▶ Stored records:
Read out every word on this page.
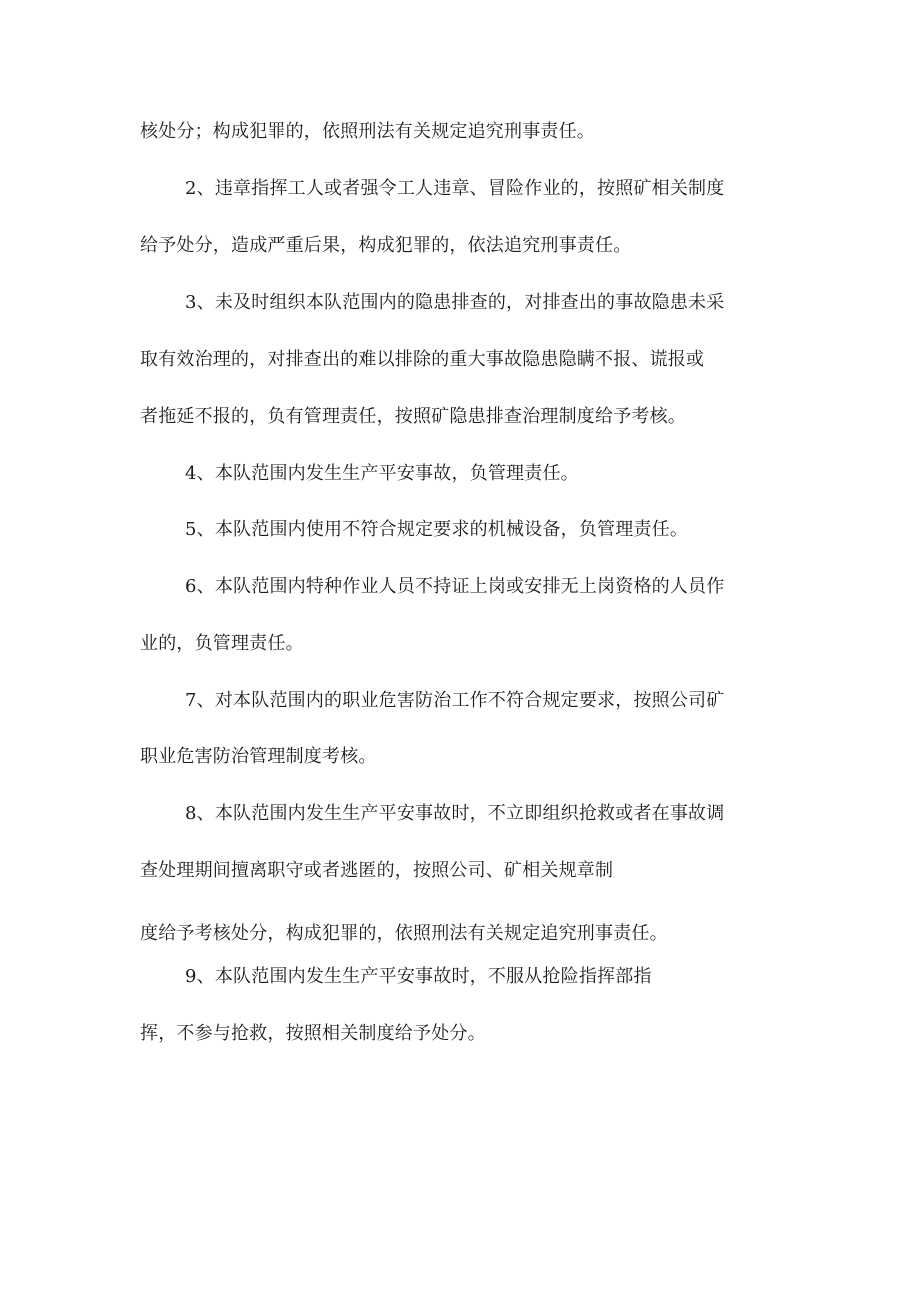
核处分；构成犯罪的，依照刑法有关规定追究刑事责任。
2、违章指挥工人或者强令工人违章、冒险作业的，按照矿相关制度
给予处分，造成严重后果，构成犯罪的，依法追究刑事责任。
3、未及时组织本队范围内的隐患排查的，对排查出的事故隐患未采
取有效治理的，对排查出的难以排除的重大事故隐患隐瞒不报、谎报或
者拖延不报的，负有管理责任，按照矿隐患排查治理制度给予考核。
4、本队范围内发生生产平安事故，负管理责任。
5、本队范围内使用不符合规定要求的机械设备，负管理责任。
6、本队范围内特种作业人员不持证上岗或安排无上岗资格的人员作
业的，负管理责任。
7、对本队范围内的职业危害防治工作不符合规定要求，按照公司矿
职业危害防治管理制度考核。
8、本队范围内发生生产平安事故时，不立即组织抢救或者在事故调
查处理期间擅离职守或者逃匿的，按照公司、矿相关规章制
度给予考核处分，构成犯罪的，依照刑法有关规定追究刑事责任。
9、本队范围内发生生产平安事故时，不服从抢险指挥部指
挥，不参与抢救，按照相关制度给予处分。
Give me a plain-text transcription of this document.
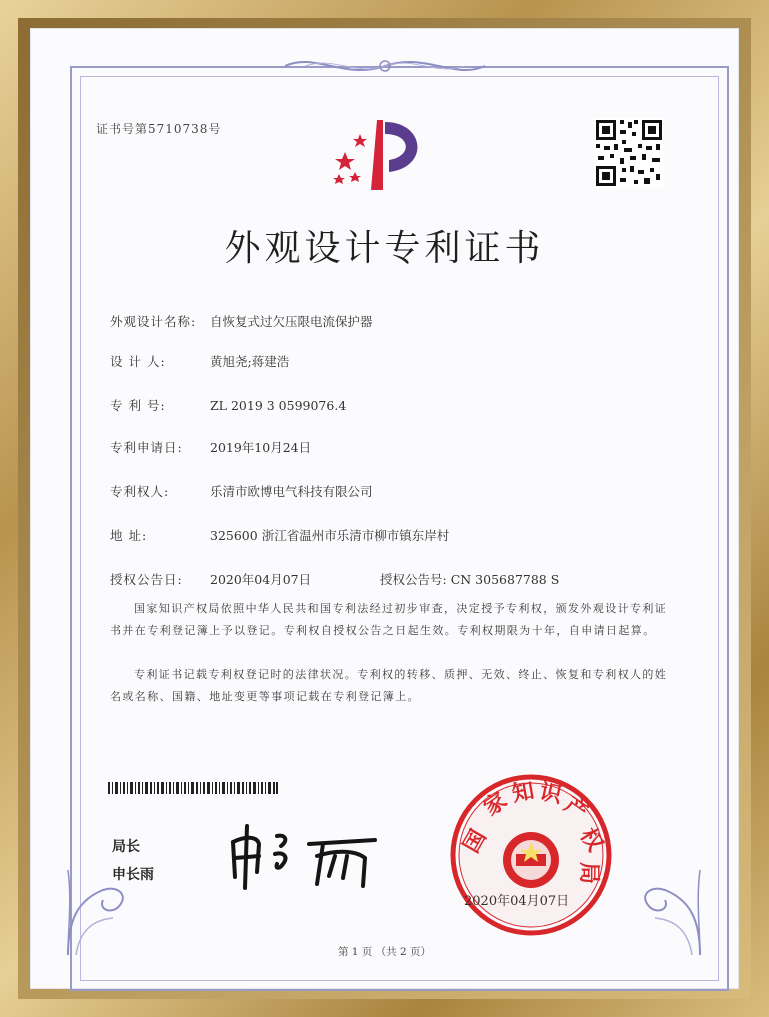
证书号第5710738号
外观设计专利证书
外观设计名称: 自恢复式过欠压限电流保护器
设 计 人:	黄旭尧;蒋建浩
专 利 号:	ZL 2019 3 0599076.4
专利申请日: 2019年10月24日
专利权人:	乐清市欧博电气科技有限公司
地 址:	325600 浙江省温州市乐清市柳市镇东岸村
授权公告日: 2020年04月07日	授权公告号: CN 305687788 S
国家知识产权局依照中华人民共和国专利法经过初步审查，决定授予专利权，颁发外观设计专利证书并在专利登记簿上予以登记。专利权自授权公告之日起生效。专利权期限为十年，自申请日起算。
专利证书记载专利权登记时的法律状况。专利权的转移、质押、无效、终止、恢复和专利权人的姓名或名称、国籍、地址变更等事项记载在专利登记簿上。
局长
申长雨
国
家
知 识
产
权
局
2020年04月07日
第 1 页 （共 2 页）
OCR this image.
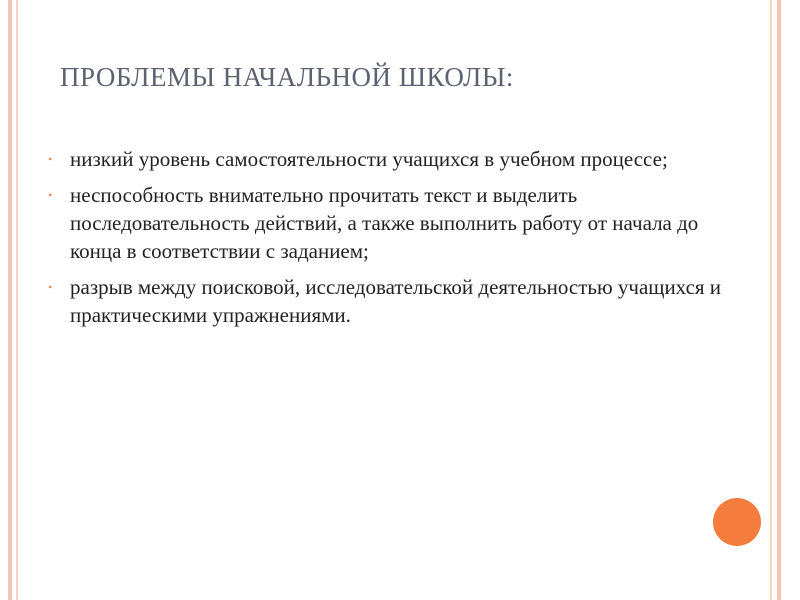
ПРОБЛЕМЫ НАЧАЛЬНОЙ ШКОЛЫ:
• низкий уровень самостоятельности учащихся в учебном процессе;
• неспособность внимательно прочитать текст и выделить последовательность действий, а также выполнить работу от начала до конца в соответствии с заданием;
• разрыв между поисковой, исследовательской деятельностью учащихся и практическими упражнениями.
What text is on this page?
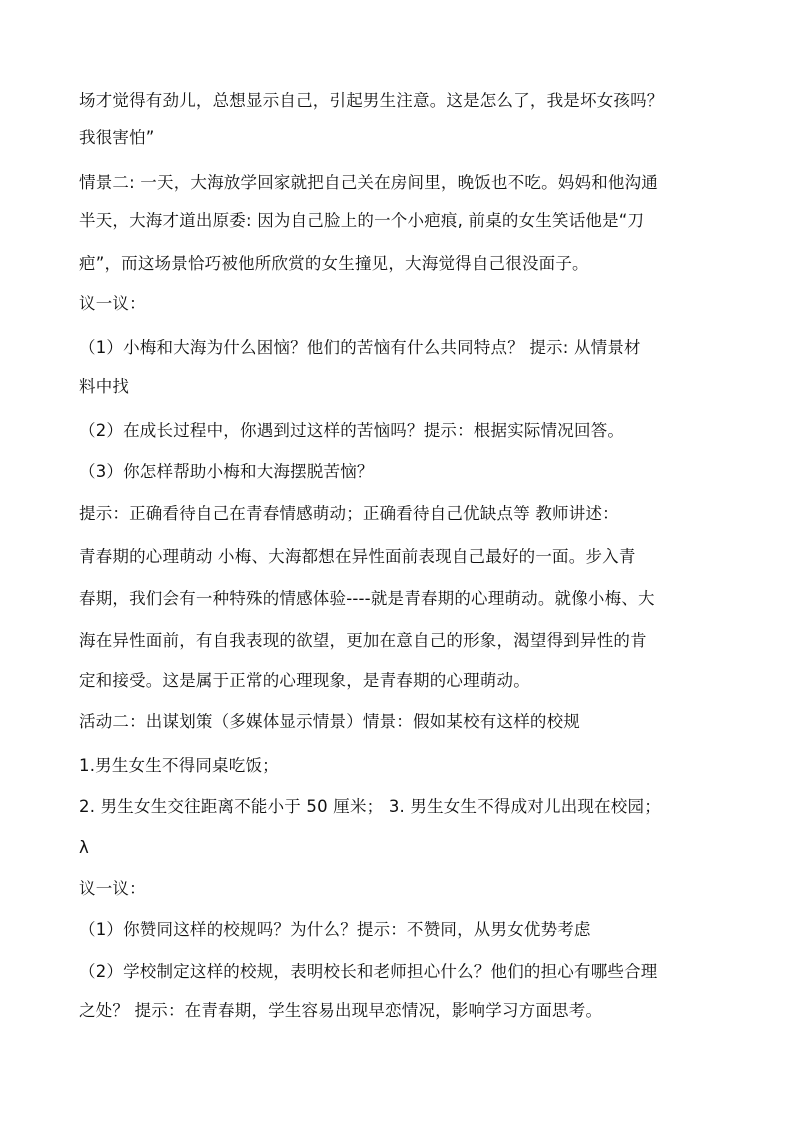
场才觉得有劲儿，总想显示自己，引起男生注意。这是怎么了，我是坏女孩吗？
我很害怕”
情景二: 一天，大海放学回家就把自己关在房间里，晚饭也不吃。妈妈和他沟通
半天，大海才道出原委: 因为自己脸上的一个小疤痕, 前桌的女生笑话他是“刀
疤”，而这场景恰巧被他所欣赏的女生撞见，大海觉得自己很没面子。
议一议：
（1）小梅和大海为什么困恼？他们的苦恼有什么共同特点？ 提示: 从情景材
料中找
（2）在成长过程中，你遇到过这样的苦恼吗？提示：根据实际情况回答。
（3）你怎样帮助小梅和大海摆脱苦恼？
提示：正确看待自己在青春情感萌动；正确看待自己优缺点等 教师讲述：
青春期的心理萌动 小梅、大海都想在异性面前表现自己最好的一面。步入青
春期，我们会有一种特殊的情感体验----就是青春期的心理萌动。就像小梅、大
海在异性面前，有自我表现的欲望，更加在意自己的形象，渴望得到异性的肯
定和接受。这是属于正常的心理现象，是青春期的心理萌动。
活动二：出谋划策（多媒体显示情景）情景：假如某校有这样的校规
1.男生女生不得同桌吃饭；
2. 男生女生交往距离不能小于 50 厘米； 3. 男生女生不得成对儿出现在校园；
λ
议一议：
（1）你赞同这样的校规吗？为什么？提示：不赞同，从男女优势考虑
（2）学校制定这样的校规，表明校长和老师担心什么？他们的担心有哪些合理
之处？ 提示：在青春期，学生容易出现早恋情况，影响学习方面思考。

▶ WHAT TO PRODUCE: An exact transcription of all the entries is required, without the pictures.

▶ RESULT OF THIS TASK:
Read out every word on this page.
核处分；构成犯罪的，依照刑法有关规定追究刑事责任。
2、违章指挥工人或者强令工人违章、冒险作业的，按照矿相关制度
给予处分，造成严重后果，构成犯罪的，依法追究刑事责任。
3、未及时组织本队范围内的隐患排查的，对排查出的事故隐患未采
取有效治理的，对排查出的难以排除的重大事故隐患隐瞒不报、谎报或
者拖延不报的，负有管理责任，按照矿隐患排查治理制度给予考核。
4、本队范围内发生生产平安事故，负管理责任。
5、本队范围内使用不符合规定要求的机械设备，负管理责任。
6、本队范围内特种作业人员不持证上岗或安排无上岗资格的人员作
业的，负管理责任。
7、对本队范围内的职业危害防治工作不符合规定要求，按照公司矿
职业危害防治管理制度考核。
8、本队范围内发生生产平安事故时，不立即组织抢救或者在事故调
查处理期间擅离职守或者逃匿的，按照公司、矿相关规章制
度给予考核处分，构成犯罪的，依照刑法有关规定追究刑事责任。
9、本队范围内发生生产平安事故时，不服从抢险指挥部指
挥，不参与抢救，按照相关制度给予处分。
Give me a plain-text transcription of this document.
证书号第5710738号
外观设计专利证书
外观设计名称: 自恢复式过欠压限电流保护器
设 计 人:	黄旭尧;蒋建浩
专 利 号:	ZL 2019 3 0599076.4
专利申请日: 2019年10月24日
专利权人:	乐清市欧博电气科技有限公司
地 址:	325600 浙江省温州市乐清市柳市镇东岸村
授权公告日: 2020年04月07日	授权公告号: CN 305687788 S
国家知识产权局依照中华人民共和国专利法经过初步审查，决定授予专利权，颁发外观设计专利证书并在专利登记簿上予以登记。专利权自授权公告之日起生效。专利权期限为十年，自申请日起算。
专利证书记载专利权登记时的法律状况。专利权的转移、质押、无效、终止、恢复和专利权人的姓名或名称、国籍、地址变更等事项记载在专利登记簿上。
局长
申长雨
国
家
知 识
产
权
局
2020年04月07日
第 1 页 （共 2 页）
OCR this image.
ПРОБЛЕМЫ НАЧАЛЬНОЙ ШКОЛЫ:
• низкий уровень самостоятельности учащихся в учебном процессе;
• неспособность внимательно прочитать текст и выделить последовательность действий, а также выполнить работу от начала до конца в соответствии с заданием;
• разрыв между поисковой, исследовательской деятельностью учащихся и практическими упражнениями.
What text is on this page?
场才觉得有劲儿，总想显示自己，引起男生注意。这是怎么了，我是坏女孩吗？
我很害怕”
情景二: 一天，大海放学回家就把自己关在房间里，晚饭也不吃。妈妈和他沟通
半天，大海才道出原委: 因为自己脸上的一个小疤痕, 前桌的女生笑话他是“刀
疤”，而这场景恰巧被他所欣赏的女生撞见，大海觉得自己很没面子。
议一议：
（1）小梅和大海为什么困恼？他们的苦恼有什么共同特点？ 提示: 从情景材
料中找
（2）在成长过程中，你遇到过这样的苦恼吗？提示：根据实际情况回答。
（3）你怎样帮助小梅和大海摆脱苦恼？
提示：正确看待自己在青春情感萌动；正确看待自己优缺点等 教师讲述：
青春期的心理萌动 小梅、大海都想在异性面前表现自己最好的一面。步入青
春期，我们会有一种特殊的情感体验----就是青春期的心理萌动。就像小梅、大
海在异性面前，有自我表现的欲望，更加在意自己的形象，渴望得到异性的肯
定和接受。这是属于正常的心理现象，是青春期的心理萌动。
活动二：出谋划策（多媒体显示情景）情景：假如某校有这样的校规
1.男生女生不得同桌吃饭；
2. 男生女生交往距离不能小于 50 厘米； 3. 男生女生不得成对儿出现在校园；
λ
议一议：
（1）你赞同这样的校规吗？为什么？提示：不赞同，从男女优势考虑
（2）学校制定这样的校规，表明校长和老师担心什么？他们的担心有哪些合理
之处？ 提示：在青春期，学生容易出现早恋情况，影响学习方面思考。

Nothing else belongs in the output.